| Collection entries |
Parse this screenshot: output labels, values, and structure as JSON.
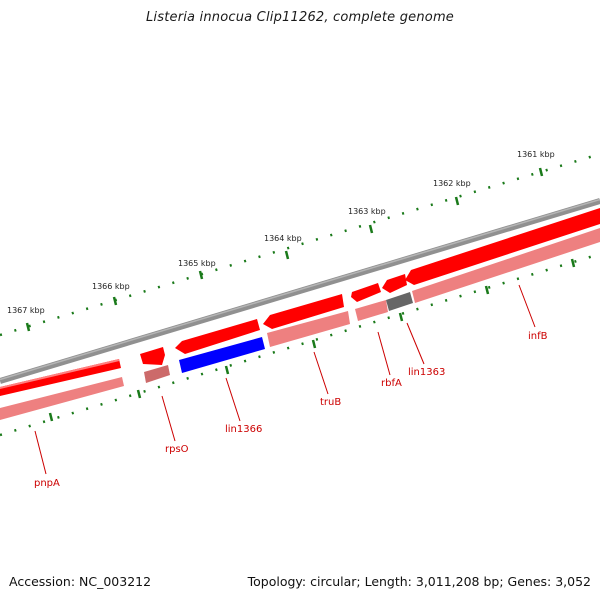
{
  "title": "Listeria innocua Clip11262, complete genome",
  "footer": {
    "accession": "Accession: NC_003212",
    "topology": "Topology: circular; Length: 3,011,208 bp; Genes: 3,052"
  },
  "ruler": {
    "labels": [
      "1367 kbp",
      "1366 kbp",
      "1365 kbp",
      "1364 kbp",
      "1363 kbp",
      "1362 kbp",
      "1361 kbp"
    ]
  },
  "genes": [
    {
      "name": "pnpA",
      "strand": "forward"
    },
    {
      "name": "rpsO",
      "strand": "forward"
    },
    {
      "name": "lin1366",
      "strand": "forward"
    },
    {
      "name": "truB",
      "strand": "forward"
    },
    {
      "name": "rbfA",
      "strand": "forward"
    },
    {
      "name": "lin1363",
      "strand": "forward"
    },
    {
      "name": "infB",
      "strand": "forward"
    }
  ],
  "colors": {
    "feature": "#ff0000",
    "feature_shadow": "#ee8080",
    "lin1366_band": "#0000ff",
    "lin1363_band": "#666666",
    "backbone": "#808080",
    "tick": "#1a7a1a",
    "label": "#cc0000",
    "ruler_text": "#222222"
  }
}
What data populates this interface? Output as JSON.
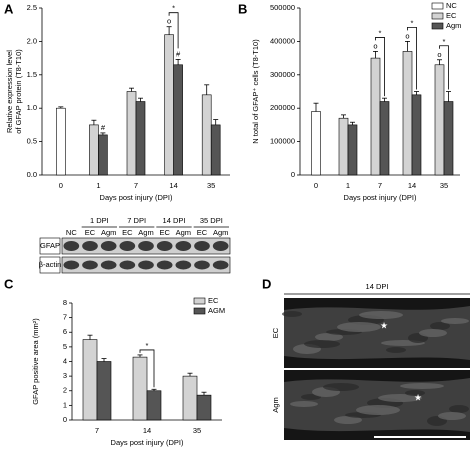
{
  "panel_labels": [
    "A",
    "B",
    "C",
    "D"
  ],
  "chart_data": [
    {
      "type": "bar",
      "ylabel": [
        "Relative expression level",
        "of GFAP protein (T8-T10)"
      ],
      "xlabel": "Days post injury (DPI)",
      "categories": [
        "0",
        "1",
        "7",
        "14",
        "35"
      ],
      "series": [
        {
          "color": "#ffffff",
          "values": [
            1.0,
            null,
            null,
            null,
            null
          ],
          "errors": [
            0.02,
            null,
            null,
            null,
            null
          ],
          "markers": [
            null,
            null,
            null,
            null,
            null
          ]
        },
        {
          "color": "#d3d3d3",
          "values": [
            null,
            0.75,
            1.25,
            2.1,
            1.2
          ],
          "errors": [
            null,
            0.07,
            0.05,
            0.12,
            0.15
          ],
          "markers": [
            null,
            null,
            null,
            "o",
            null
          ]
        },
        {
          "color": "#555555",
          "values": [
            null,
            0.6,
            1.1,
            1.65,
            0.75
          ],
          "errors": [
            null,
            0.03,
            0.05,
            0.08,
            0.08
          ],
          "markers": [
            null,
            "#",
            null,
            "#",
            null
          ]
        }
      ],
      "brackets": [
        null,
        null,
        null,
        "*",
        null
      ],
      "ylim": [
        0,
        2.5
      ],
      "yticks": [
        {
          "value": 0,
          "label": "0.0"
        },
        {
          "value": 0.5,
          "label": "0.5"
        },
        {
          "value": 1,
          "label": "1.0"
        },
        {
          "value": 1.5,
          "label": "1.5"
        },
        {
          "value": 2,
          "label": "2.0"
        },
        {
          "value": 2.5,
          "label": "2.5"
        }
      ],
      "legend": null
    },
    {
      "type": "bar",
      "ylabel": [
        "N total of GFAP⁺ cells (T8-T10)"
      ],
      "xlabel": "Days post injury (DPI)",
      "categories": [
        "0",
        "1",
        "7",
        "14",
        "35"
      ],
      "series": [
        {
          "name": "NC",
          "color": "#ffffff",
          "values": [
            190000,
            null,
            null,
            null,
            null
          ],
          "errors": [
            25000,
            null,
            null,
            null,
            null
          ],
          "markers": [
            null,
            null,
            null,
            null,
            null
          ]
        },
        {
          "name": "EC",
          "color": "#d3d3d3",
          "values": [
            null,
            170000,
            350000,
            370000,
            330000
          ],
          "errors": [
            null,
            10000,
            20000,
            30000,
            15000
          ],
          "markers": [
            null,
            null,
            "o",
            "o",
            "o"
          ]
        },
        {
          "name": "Agm",
          "color": "#555555",
          "values": [
            null,
            150000,
            220000,
            240000,
            220000
          ],
          "errors": [
            null,
            8000,
            10000,
            10000,
            30000
          ],
          "markers": [
            null,
            null,
            null,
            null,
            null
          ]
        }
      ],
      "brackets": [
        null,
        null,
        "*",
        "*",
        "*"
      ],
      "ylim": [
        0,
        500000
      ],
      "yticks": [
        0,
        100000,
        200000,
        300000,
        400000,
        500000
      ],
      "legend": "top-right"
    },
    {
      "type": "bar",
      "ylabel": [
        "GFAP positive area (mm²)"
      ],
      "xlabel": "Days post injury (DPI)",
      "categories": [
        "7",
        "14",
        "35"
      ],
      "series": [
        {
          "name": "EC",
          "color": "#d3d3d3",
          "values": [
            5.5,
            4.3,
            3.0
          ],
          "errors": [
            0.3,
            0.15,
            0.2
          ],
          "markers": [
            null,
            null,
            null
          ]
        },
        {
          "name": "AGM",
          "color": "#555555",
          "values": [
            4.0,
            2.0,
            1.7
          ],
          "errors": [
            0.2,
            0.1,
            0.2
          ],
          "markers": [
            null,
            null,
            null
          ]
        }
      ],
      "brackets": [
        null,
        "*",
        null
      ],
      "ylim": [
        0,
        8
      ],
      "yticks": [
        0,
        1,
        2,
        3,
        4,
        5,
        6,
        7,
        8
      ],
      "legend": "top-right"
    }
  ],
  "blot": {
    "groups": [
      "1 DPI",
      "7 DPI",
      "14 DPI",
      "35 DPI"
    ],
    "lanes": [
      "NC",
      "EC",
      "Agm",
      "EC",
      "Agm",
      "EC",
      "Agm",
      "EC",
      "Agm"
    ],
    "rows": [
      "GFAP",
      "β-actin"
    ]
  },
  "micrographs": {
    "title": "14 DPI",
    "rows": [
      "EC",
      "Agm"
    ],
    "marker": "★"
  }
}
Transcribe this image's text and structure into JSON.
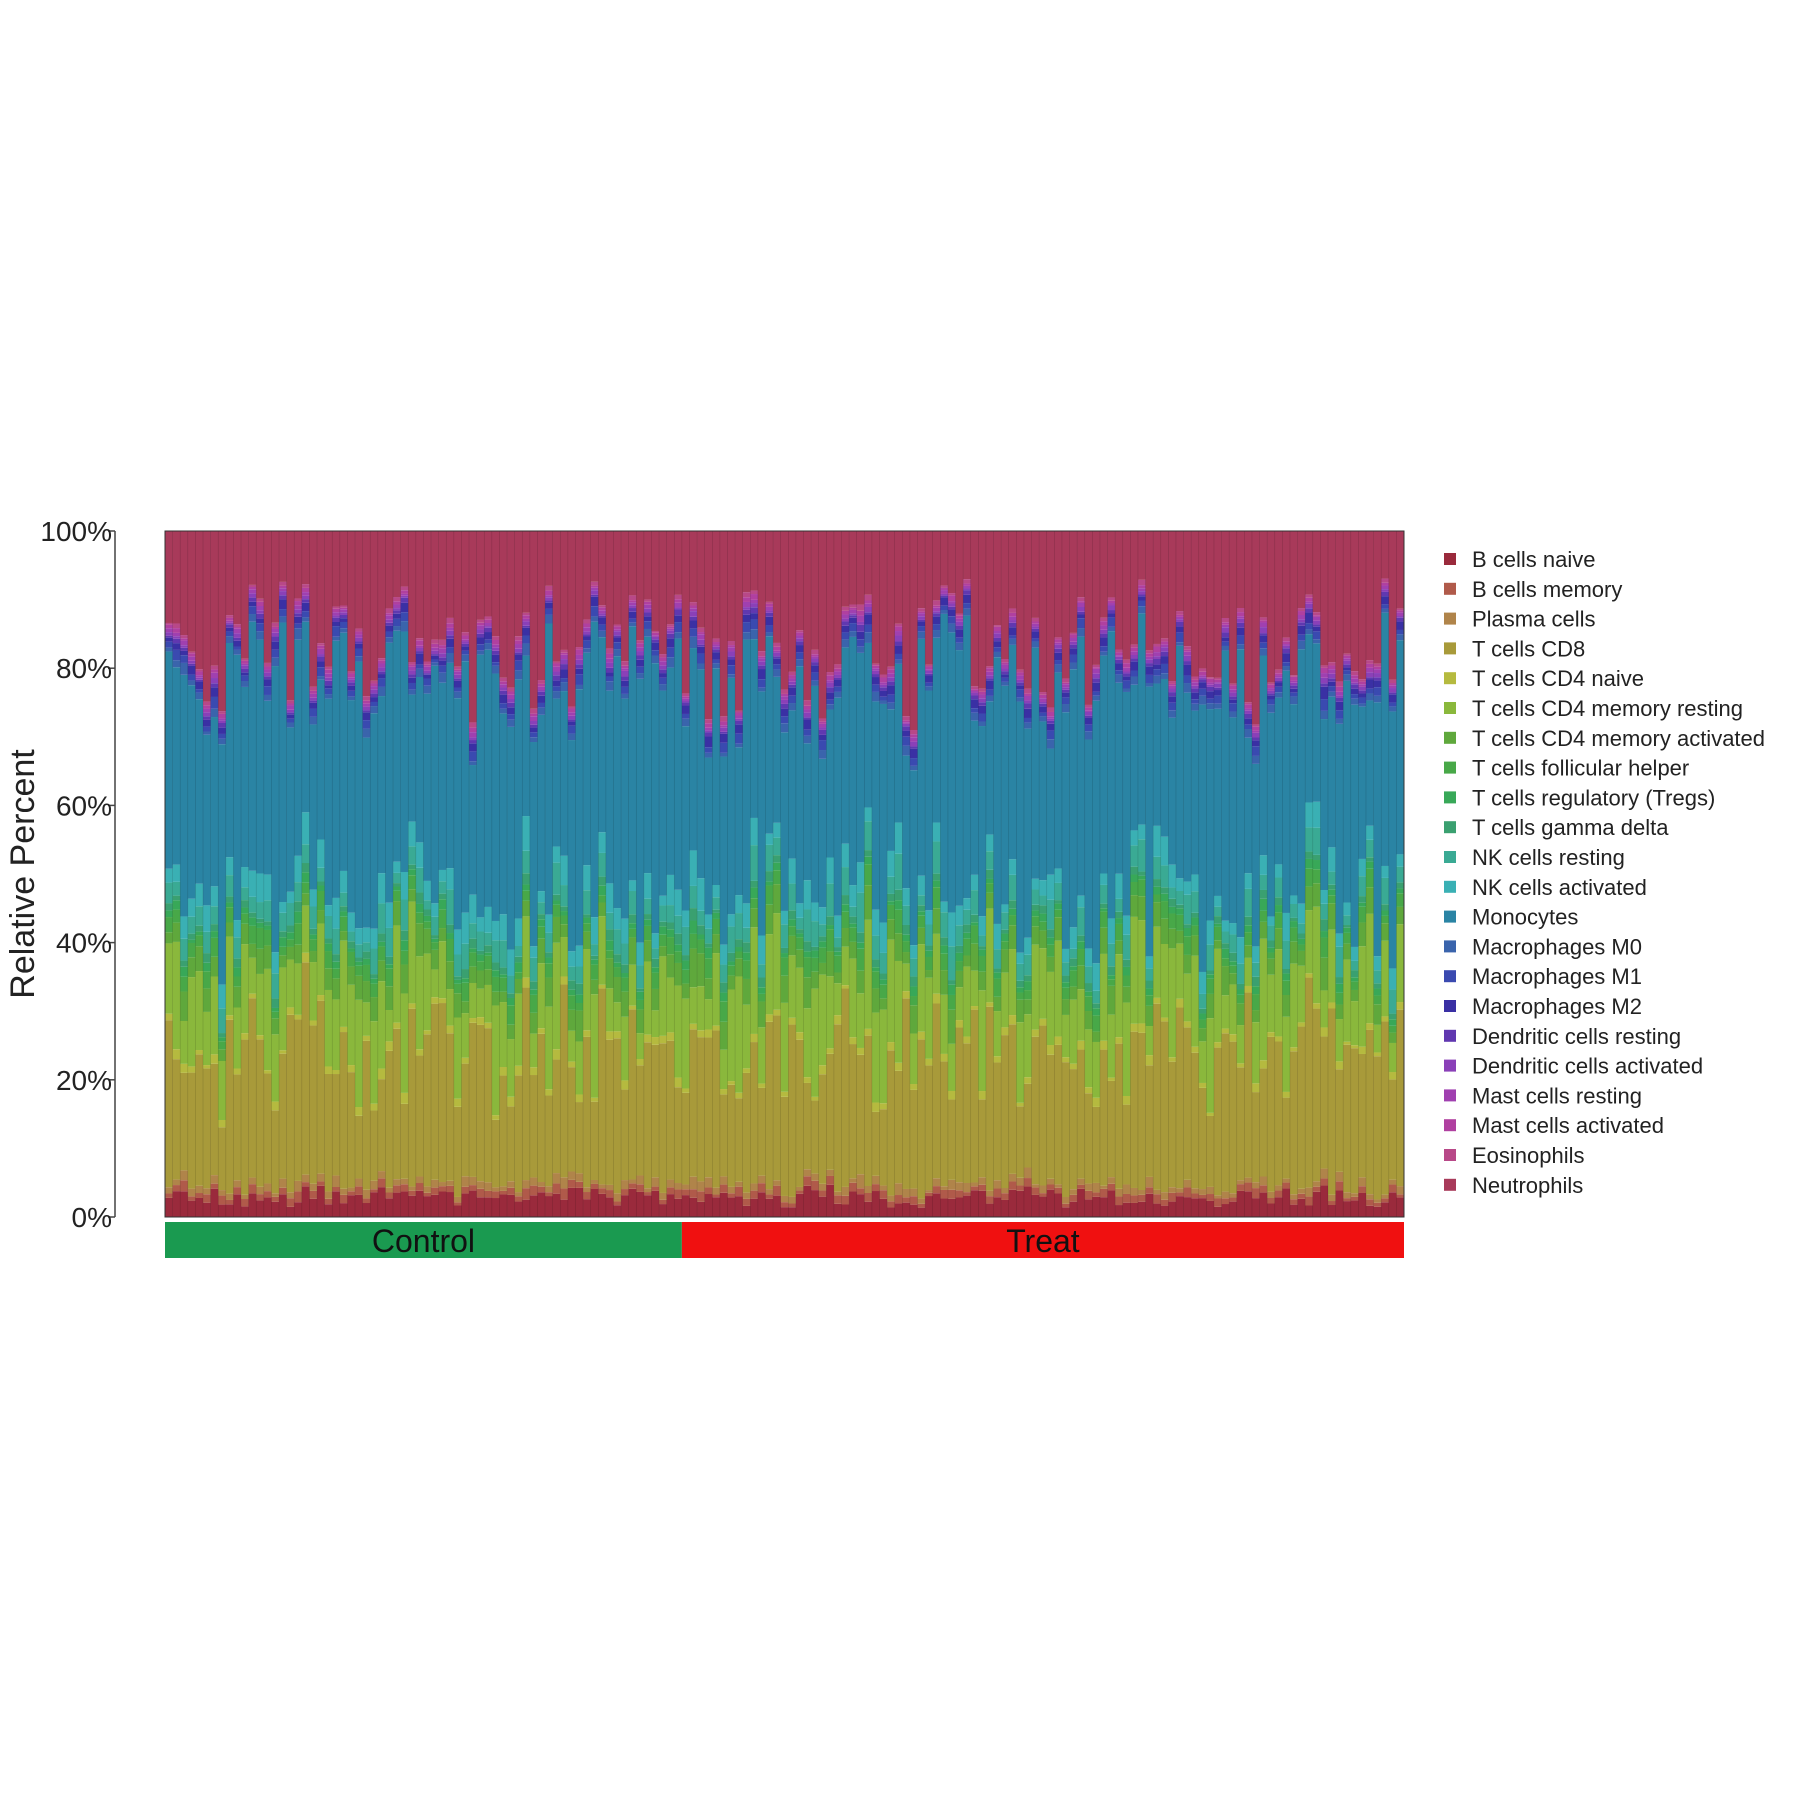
{
  "chart_data": {
    "type": "bar",
    "stacked": true,
    "normalized": true,
    "ylabel": "Relative Percent",
    "y_ticks": [
      "0%",
      "20%",
      "40%",
      "60%",
      "80%",
      "100%"
    ],
    "ylim": [
      0,
      100
    ],
    "groups": [
      {
        "name": "Control",
        "color": "#1a9a50",
        "sample_count": 68
      },
      {
        "name": "Treat",
        "color": "#f01010",
        "sample_count": 95
      }
    ],
    "legend_position": "right",
    "series": [
      {
        "name": "B cells naive",
        "color": "#9a2a3c"
      },
      {
        "name": "B cells memory",
        "color": "#b05a4a"
      },
      {
        "name": "Plasma cells",
        "color": "#b0844a"
      },
      {
        "name": "T cells CD8",
        "color": "#a89a3a"
      },
      {
        "name": "T cells CD4 naive",
        "color": "#b5ba3f"
      },
      {
        "name": "T cells CD4 memory resting",
        "color": "#8ab83c"
      },
      {
        "name": "T cells CD4 memory activated",
        "color": "#5fa83c"
      },
      {
        "name": "T cells follicular helper",
        "color": "#48a848"
      },
      {
        "name": "T cells regulatory (Tregs)",
        "color": "#38a858"
      },
      {
        "name": "T cells gamma delta",
        "color": "#3aa070"
      },
      {
        "name": "NK cells resting",
        "color": "#3aaa94"
      },
      {
        "name": "NK cells activated",
        "color": "#3ab0b4"
      },
      {
        "name": "Monocytes",
        "color": "#2a84a4"
      },
      {
        "name": "Macrophages M0",
        "color": "#3a64ac"
      },
      {
        "name": "Macrophages M1",
        "color": "#3a4ab0"
      },
      {
        "name": "Macrophages M2",
        "color": "#3a30a4"
      },
      {
        "name": "Dendritic cells resting",
        "color": "#6038b0"
      },
      {
        "name": "Dendritic cells activated",
        "color": "#8a40b8"
      },
      {
        "name": "Mast cells resting",
        "color": "#a040b0"
      },
      {
        "name": "Mast cells activated",
        "color": "#b040a0"
      },
      {
        "name": "Eosinophils",
        "color": "#b84888"
      },
      {
        "name": "Neutrophils",
        "color": "#a83a5a"
      }
    ],
    "approx_mean_cumulative_boundaries_pct": [
      3,
      4,
      5,
      24,
      25,
      35,
      38,
      40,
      41,
      42,
      45,
      48,
      78,
      79,
      80,
      81,
      81.5,
      82,
      82.5,
      83,
      83.5,
      100
    ]
  }
}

| WHAT YOU NEED TO DO |
Which lines of the records above contain the word "title"? Copy each of them.

| OUTPUT FOR THIS TASK |
  "title": "Listeria innocua Clip11262, complete genome",
    "title": "14 DPI",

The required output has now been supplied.